Using the records that follow, copy every line containing the word "Vnruhe".

Dataset items:
++++++++++++++++++++

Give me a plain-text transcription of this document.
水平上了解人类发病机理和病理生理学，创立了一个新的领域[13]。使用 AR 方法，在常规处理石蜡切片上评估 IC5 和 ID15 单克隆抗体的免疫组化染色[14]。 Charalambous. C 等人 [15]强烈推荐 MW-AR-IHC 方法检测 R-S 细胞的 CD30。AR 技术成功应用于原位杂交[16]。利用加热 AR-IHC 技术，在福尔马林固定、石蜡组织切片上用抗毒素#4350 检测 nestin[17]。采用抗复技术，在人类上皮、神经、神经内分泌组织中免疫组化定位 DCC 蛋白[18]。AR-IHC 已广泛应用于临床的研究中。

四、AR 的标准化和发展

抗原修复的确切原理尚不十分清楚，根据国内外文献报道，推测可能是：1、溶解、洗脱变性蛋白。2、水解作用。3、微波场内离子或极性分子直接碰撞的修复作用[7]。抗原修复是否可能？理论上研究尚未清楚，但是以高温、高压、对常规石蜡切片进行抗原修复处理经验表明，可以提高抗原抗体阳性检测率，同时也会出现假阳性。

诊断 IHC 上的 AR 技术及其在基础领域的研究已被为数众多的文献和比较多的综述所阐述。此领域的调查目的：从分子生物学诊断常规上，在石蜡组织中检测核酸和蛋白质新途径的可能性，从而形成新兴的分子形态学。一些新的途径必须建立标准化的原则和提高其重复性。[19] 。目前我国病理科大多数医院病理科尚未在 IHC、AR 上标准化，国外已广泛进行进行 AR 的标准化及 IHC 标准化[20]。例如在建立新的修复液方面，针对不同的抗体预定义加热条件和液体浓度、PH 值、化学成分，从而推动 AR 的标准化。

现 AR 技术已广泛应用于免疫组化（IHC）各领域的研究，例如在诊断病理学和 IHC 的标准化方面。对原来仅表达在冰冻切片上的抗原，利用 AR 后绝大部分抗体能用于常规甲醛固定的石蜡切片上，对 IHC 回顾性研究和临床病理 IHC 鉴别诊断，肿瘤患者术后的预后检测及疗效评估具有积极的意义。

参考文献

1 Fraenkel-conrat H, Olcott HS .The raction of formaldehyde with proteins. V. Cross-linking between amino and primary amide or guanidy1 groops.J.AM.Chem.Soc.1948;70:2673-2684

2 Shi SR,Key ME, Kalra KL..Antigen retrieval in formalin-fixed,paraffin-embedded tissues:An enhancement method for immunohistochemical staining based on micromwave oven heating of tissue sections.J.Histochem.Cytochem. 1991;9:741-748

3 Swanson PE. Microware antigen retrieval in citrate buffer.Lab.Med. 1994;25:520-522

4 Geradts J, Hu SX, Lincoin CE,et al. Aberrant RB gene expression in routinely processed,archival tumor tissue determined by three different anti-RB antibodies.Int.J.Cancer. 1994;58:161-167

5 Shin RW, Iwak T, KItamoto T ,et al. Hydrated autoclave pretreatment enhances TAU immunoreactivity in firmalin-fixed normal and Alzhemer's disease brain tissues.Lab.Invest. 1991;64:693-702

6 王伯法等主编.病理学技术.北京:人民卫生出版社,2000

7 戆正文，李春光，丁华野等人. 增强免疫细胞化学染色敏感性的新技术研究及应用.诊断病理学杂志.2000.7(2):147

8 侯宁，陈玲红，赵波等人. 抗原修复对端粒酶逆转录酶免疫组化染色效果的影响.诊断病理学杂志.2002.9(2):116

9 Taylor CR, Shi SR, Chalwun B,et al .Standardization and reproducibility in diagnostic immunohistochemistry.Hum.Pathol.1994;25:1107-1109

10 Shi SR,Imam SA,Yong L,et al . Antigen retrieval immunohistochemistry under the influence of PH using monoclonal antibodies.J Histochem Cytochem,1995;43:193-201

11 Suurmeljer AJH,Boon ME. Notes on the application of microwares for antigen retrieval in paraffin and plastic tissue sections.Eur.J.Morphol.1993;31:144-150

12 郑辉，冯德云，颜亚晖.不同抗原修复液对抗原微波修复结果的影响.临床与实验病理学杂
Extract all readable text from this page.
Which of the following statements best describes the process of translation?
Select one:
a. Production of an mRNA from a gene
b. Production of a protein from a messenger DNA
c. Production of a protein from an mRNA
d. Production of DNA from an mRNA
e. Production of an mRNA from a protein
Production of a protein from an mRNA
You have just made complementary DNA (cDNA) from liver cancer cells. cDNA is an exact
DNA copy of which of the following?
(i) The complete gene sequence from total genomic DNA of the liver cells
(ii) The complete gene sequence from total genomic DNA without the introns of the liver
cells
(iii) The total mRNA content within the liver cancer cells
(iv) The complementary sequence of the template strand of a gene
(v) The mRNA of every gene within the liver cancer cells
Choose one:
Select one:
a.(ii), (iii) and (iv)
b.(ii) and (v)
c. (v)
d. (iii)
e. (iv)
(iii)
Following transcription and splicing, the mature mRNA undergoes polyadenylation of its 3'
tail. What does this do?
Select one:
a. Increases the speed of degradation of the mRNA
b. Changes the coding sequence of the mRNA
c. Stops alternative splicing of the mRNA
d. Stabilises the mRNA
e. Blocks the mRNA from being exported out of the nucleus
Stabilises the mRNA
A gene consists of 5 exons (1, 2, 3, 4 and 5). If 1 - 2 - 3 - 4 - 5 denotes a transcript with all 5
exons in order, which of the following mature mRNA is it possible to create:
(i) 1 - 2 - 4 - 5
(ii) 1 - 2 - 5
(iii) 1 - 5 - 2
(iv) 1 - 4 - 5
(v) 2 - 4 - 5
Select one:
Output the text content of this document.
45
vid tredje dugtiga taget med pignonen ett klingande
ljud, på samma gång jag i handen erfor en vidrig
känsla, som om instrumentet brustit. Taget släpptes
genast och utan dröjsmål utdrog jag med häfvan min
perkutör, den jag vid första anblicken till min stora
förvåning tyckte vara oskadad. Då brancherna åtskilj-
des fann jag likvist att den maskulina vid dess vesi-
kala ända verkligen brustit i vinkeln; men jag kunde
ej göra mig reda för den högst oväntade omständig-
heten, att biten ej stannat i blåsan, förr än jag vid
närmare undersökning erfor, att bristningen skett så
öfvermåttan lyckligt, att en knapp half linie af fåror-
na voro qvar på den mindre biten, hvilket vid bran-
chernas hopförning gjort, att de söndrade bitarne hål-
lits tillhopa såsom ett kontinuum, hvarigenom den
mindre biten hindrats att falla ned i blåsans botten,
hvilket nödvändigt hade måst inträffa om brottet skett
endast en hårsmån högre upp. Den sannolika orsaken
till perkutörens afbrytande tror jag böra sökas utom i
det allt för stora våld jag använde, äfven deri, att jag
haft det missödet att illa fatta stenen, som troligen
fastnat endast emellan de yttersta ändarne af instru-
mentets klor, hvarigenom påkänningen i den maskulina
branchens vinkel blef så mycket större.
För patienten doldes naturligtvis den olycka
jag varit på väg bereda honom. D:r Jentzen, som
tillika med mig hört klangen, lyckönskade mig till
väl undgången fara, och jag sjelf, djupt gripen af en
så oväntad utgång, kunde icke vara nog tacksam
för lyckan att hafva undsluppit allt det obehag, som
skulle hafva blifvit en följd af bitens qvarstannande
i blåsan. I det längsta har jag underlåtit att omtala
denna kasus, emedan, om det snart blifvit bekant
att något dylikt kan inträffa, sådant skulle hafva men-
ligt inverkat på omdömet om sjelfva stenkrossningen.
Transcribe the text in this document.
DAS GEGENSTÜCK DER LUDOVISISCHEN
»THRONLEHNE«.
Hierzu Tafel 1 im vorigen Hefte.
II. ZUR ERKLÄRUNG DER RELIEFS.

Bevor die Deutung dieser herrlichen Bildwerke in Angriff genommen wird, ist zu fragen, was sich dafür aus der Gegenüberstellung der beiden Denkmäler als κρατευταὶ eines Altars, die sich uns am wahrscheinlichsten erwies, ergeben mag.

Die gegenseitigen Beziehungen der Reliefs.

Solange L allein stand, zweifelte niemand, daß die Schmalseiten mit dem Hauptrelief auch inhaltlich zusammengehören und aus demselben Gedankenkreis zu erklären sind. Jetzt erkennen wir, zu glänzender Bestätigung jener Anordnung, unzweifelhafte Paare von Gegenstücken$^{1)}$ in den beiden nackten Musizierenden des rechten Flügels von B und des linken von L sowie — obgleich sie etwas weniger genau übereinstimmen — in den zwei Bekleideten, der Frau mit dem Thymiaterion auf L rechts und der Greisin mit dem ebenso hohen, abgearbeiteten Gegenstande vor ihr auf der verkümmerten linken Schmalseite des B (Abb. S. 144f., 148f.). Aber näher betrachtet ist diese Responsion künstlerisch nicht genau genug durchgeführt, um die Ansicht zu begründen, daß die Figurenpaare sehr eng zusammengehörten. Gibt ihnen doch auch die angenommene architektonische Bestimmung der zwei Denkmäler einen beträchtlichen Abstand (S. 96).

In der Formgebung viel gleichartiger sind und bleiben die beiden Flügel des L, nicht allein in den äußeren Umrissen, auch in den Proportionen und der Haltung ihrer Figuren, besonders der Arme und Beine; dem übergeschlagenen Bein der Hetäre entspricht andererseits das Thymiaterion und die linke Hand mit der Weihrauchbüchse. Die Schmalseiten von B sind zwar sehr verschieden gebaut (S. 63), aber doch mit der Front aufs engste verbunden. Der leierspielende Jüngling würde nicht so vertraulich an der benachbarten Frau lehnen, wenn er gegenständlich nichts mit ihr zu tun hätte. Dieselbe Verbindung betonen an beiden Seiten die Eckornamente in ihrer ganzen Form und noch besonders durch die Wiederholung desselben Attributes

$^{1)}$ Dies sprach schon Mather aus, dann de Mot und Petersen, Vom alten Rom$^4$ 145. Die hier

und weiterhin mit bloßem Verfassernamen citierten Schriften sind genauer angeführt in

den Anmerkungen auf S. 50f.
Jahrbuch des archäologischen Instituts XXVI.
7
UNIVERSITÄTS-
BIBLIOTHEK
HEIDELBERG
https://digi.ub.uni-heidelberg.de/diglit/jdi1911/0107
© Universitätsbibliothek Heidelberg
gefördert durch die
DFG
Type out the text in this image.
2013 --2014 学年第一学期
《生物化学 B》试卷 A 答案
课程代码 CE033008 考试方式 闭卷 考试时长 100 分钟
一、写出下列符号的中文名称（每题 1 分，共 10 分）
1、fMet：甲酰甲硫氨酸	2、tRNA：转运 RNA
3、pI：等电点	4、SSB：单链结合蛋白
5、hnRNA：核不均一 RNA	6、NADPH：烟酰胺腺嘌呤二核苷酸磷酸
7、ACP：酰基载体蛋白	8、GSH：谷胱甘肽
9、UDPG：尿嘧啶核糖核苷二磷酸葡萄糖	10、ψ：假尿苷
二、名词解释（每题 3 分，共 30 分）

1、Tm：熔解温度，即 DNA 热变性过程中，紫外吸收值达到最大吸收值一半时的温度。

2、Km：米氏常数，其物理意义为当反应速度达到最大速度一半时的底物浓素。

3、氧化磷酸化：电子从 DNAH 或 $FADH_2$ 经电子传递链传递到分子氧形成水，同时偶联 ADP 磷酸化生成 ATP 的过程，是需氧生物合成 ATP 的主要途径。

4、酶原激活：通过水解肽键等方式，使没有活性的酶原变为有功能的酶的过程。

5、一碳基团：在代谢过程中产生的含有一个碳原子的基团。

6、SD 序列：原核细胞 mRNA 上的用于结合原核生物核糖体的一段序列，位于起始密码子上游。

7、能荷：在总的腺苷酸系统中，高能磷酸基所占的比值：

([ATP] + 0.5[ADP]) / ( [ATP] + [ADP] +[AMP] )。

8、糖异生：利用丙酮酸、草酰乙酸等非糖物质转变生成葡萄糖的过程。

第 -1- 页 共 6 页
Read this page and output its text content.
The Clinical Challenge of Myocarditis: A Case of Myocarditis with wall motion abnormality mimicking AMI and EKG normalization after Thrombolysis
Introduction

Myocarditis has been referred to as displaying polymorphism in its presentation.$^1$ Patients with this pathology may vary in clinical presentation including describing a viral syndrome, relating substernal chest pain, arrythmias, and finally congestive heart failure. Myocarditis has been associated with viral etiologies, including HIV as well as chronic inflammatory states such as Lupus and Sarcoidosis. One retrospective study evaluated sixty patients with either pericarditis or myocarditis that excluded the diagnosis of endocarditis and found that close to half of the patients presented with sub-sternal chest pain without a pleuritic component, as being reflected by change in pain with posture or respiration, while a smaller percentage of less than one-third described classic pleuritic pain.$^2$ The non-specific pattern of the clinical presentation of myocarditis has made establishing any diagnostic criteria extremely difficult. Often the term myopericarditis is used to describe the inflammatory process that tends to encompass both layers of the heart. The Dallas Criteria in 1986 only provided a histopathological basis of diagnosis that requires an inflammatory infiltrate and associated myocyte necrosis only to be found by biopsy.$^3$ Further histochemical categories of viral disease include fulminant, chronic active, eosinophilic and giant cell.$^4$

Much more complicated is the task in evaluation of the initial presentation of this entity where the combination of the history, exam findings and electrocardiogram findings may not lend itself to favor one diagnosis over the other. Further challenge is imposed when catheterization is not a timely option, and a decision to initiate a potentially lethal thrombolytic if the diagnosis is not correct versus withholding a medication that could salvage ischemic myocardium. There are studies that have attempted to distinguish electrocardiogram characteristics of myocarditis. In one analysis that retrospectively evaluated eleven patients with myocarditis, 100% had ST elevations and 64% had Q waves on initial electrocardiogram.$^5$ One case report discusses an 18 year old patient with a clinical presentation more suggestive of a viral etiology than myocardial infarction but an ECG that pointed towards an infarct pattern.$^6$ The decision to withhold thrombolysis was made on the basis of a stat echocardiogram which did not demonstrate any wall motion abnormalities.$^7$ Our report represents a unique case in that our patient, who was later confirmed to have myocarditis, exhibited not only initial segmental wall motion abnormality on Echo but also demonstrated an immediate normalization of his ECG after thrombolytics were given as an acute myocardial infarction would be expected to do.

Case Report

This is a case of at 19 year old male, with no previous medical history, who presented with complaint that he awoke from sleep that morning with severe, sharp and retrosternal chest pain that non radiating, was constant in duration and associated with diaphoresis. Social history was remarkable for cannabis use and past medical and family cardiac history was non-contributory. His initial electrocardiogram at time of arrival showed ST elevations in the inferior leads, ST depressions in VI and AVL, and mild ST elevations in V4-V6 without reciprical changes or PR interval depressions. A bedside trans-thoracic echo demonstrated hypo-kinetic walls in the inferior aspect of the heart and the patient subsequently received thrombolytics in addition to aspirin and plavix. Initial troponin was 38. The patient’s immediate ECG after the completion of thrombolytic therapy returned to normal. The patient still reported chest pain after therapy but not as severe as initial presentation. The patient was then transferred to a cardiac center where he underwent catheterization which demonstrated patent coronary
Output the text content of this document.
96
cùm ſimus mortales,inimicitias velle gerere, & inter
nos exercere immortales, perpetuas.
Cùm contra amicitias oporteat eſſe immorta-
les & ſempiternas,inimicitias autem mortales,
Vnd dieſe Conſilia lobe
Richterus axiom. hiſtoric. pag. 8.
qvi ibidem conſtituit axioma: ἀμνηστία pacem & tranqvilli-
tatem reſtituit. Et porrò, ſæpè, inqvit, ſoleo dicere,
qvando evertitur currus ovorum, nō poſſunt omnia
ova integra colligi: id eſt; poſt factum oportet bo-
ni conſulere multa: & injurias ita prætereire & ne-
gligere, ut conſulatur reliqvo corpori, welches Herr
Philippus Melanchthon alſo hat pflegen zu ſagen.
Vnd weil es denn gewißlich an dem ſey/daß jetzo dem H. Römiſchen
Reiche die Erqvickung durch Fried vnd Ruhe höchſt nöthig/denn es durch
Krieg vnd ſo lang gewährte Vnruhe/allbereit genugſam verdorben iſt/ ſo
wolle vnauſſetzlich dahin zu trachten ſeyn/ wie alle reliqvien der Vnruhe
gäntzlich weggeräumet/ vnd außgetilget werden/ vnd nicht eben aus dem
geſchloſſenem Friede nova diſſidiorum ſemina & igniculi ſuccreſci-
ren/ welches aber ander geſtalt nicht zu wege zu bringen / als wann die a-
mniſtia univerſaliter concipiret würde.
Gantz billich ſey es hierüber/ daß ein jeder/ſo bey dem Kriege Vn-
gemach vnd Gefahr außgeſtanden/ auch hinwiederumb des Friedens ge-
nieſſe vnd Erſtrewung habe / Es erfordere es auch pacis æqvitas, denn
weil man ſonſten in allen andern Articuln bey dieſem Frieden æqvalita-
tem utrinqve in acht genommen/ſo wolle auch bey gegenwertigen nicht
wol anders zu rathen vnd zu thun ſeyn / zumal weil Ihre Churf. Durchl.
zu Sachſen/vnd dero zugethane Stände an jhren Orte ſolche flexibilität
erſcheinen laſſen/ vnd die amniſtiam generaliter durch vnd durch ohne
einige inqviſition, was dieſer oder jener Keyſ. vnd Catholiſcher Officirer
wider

++++++++++++++++++++

__Solution to the problem__:
Krieg vnd ſo lang gewährte Vnruhe/allbereit genugſam verdorben iſt/ ſo
wolle vnauſſetzlich dahin zu trachten ſeyn/ wie alle reliqvien der Vnruhe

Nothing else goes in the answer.